### Stated goal
Using the records provided below, locate and copy each line that contains the word "Slope".

### Information given
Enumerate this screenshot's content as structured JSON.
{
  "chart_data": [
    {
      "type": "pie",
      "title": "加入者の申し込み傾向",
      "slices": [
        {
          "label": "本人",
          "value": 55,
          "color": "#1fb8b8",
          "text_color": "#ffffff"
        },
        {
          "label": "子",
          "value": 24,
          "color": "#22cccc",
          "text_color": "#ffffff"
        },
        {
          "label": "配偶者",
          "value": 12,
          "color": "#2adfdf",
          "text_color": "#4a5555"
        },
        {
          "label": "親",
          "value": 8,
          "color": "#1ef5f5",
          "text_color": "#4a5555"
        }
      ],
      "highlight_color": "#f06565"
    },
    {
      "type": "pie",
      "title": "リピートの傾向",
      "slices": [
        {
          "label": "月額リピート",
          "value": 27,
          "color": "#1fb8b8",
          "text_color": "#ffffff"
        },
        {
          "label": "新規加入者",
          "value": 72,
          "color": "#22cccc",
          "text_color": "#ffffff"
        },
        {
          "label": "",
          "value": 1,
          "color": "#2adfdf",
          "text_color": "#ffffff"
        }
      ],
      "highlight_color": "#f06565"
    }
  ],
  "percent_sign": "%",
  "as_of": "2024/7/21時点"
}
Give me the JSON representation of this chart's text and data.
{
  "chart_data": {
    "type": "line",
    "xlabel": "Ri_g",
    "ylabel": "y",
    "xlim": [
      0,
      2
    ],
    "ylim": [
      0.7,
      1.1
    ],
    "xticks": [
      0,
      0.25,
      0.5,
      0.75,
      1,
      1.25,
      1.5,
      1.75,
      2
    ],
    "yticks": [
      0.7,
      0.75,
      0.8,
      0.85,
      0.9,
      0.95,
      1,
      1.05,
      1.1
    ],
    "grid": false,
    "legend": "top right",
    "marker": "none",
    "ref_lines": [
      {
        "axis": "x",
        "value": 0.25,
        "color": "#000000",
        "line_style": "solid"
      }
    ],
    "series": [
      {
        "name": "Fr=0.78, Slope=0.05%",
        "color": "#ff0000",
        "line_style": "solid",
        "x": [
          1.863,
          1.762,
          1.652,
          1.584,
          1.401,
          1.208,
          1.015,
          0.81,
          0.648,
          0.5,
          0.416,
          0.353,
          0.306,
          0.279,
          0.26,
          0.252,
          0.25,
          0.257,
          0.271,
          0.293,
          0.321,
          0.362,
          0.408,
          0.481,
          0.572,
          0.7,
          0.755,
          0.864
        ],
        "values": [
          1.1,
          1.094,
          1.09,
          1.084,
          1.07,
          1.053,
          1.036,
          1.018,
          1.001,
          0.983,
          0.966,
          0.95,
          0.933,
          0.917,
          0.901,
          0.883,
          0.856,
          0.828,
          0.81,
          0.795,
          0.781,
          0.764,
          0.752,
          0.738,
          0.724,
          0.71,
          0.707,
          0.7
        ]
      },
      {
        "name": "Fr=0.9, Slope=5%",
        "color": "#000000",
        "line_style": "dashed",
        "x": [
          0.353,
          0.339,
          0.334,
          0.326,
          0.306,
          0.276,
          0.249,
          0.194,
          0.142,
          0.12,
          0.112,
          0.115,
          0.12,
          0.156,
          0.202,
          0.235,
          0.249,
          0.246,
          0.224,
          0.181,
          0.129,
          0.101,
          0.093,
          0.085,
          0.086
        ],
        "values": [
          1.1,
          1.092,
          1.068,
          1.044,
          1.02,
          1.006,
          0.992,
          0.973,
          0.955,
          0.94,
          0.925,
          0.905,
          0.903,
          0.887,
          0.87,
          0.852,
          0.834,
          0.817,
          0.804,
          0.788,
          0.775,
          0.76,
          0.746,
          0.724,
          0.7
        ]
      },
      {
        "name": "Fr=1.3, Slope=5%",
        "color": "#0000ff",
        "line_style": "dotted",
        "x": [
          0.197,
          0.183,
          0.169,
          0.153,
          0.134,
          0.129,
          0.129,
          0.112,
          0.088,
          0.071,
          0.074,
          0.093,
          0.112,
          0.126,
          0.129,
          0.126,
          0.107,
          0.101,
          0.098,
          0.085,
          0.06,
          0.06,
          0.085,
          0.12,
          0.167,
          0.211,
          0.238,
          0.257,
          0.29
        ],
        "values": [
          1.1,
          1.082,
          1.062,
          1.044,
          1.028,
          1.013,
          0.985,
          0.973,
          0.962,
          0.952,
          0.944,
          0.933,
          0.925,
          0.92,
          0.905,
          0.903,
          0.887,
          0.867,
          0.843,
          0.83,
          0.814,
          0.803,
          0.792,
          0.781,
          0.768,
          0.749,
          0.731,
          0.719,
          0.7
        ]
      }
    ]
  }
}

### Answer
        "name": "Fr=0.78, Slope=0.05%",
        "name": "Fr=0.9, Slope=5%",
        "name": "Fr=1.3, Slope=5%",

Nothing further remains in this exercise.